#### [Records shown]
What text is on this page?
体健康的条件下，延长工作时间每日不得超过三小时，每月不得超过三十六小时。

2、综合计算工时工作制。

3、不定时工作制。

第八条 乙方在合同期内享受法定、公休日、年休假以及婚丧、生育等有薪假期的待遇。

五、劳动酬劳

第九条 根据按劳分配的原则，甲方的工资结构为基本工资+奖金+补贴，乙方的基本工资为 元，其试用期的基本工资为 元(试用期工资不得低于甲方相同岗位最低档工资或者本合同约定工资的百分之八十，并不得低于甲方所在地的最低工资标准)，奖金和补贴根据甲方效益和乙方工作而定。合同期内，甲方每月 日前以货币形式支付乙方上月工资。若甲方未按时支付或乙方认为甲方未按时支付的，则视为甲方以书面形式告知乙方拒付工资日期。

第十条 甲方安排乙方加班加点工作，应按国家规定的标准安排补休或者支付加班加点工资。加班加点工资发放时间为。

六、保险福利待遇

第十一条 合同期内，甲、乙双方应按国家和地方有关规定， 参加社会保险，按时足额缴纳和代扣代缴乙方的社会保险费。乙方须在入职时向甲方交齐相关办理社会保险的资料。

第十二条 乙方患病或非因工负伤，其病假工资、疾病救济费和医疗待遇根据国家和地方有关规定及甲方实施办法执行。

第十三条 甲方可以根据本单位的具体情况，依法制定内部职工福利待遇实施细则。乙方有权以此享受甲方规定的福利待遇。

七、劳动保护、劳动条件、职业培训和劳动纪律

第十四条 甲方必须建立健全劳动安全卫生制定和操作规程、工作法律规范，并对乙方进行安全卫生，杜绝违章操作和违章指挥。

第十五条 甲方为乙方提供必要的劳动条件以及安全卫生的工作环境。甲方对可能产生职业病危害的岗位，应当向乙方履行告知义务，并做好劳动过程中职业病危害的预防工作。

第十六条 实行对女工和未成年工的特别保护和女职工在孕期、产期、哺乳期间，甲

#### [Exercise]
Recopy all the lines exactly as they appear.

#### [Solution below]
What text is on this page?
体健康的条件下，延长工作时间每日不得超过三小时，每月不得超过三十六小时。

2、综合计算工时工作制。

3、不定时工作制。

第八条 乙方在合同期内享受法定、公休日、年休假以及婚丧、生育等有薪假期的待遇。

五、劳动酬劳

第九条 根据按劳分配的原则，甲方的工资结构为基本工资+奖金+补贴，乙方的基本工资为 元，其试用期的基本工资为 元(试用期工资不得低于甲方相同岗位最低档工资或者本合同约定工资的百分之八十，并不得低于甲方所在地的最低工资标准)，奖金和补贴根据甲方效益和乙方工作而定。合同期内，甲方每月 日前以货币形式支付乙方上月工资。若甲方未按时支付或乙方认为甲方未按时支付的，则视为甲方以书面形式告知乙方拒付工资日期。

第十条 甲方安排乙方加班加点工作，应按国家规定的标准安排补休或者支付加班加点工资。加班加点工资发放时间为。

六、保险福利待遇

第十一条 合同期内，甲、乙双方应按国家和地方有关规定， 参加社会保险，按时足额缴纳和代扣代缴乙方的社会保险费。乙方须在入职时向甲方交齐相关办理社会保险的资料。

第十二条 乙方患病或非因工负伤，其病假工资、疾病救济费和医疗待遇根据国家和地方有关规定及甲方实施办法执行。

第十三条 甲方可以根据本单位的具体情况，依法制定内部职工福利待遇实施细则。乙方有权以此享受甲方规定的福利待遇。

七、劳动保护、劳动条件、职业培训和劳动纪律

第十四条 甲方必须建立健全劳动安全卫生制定和操作规程、工作法律规范，并对乙方进行安全卫生，杜绝违章操作和违章指挥。

第十五条 甲方为乙方提供必要的劳动条件以及安全卫生的工作环境。甲方对可能产生职业病危害的岗位，应当向乙方履行告知义务，并做好劳动过程中职业病危害的预防工作。

第十六条 实行对女工和未成年工的特别保护和女职工在孕期、产期、哺乳期间，甲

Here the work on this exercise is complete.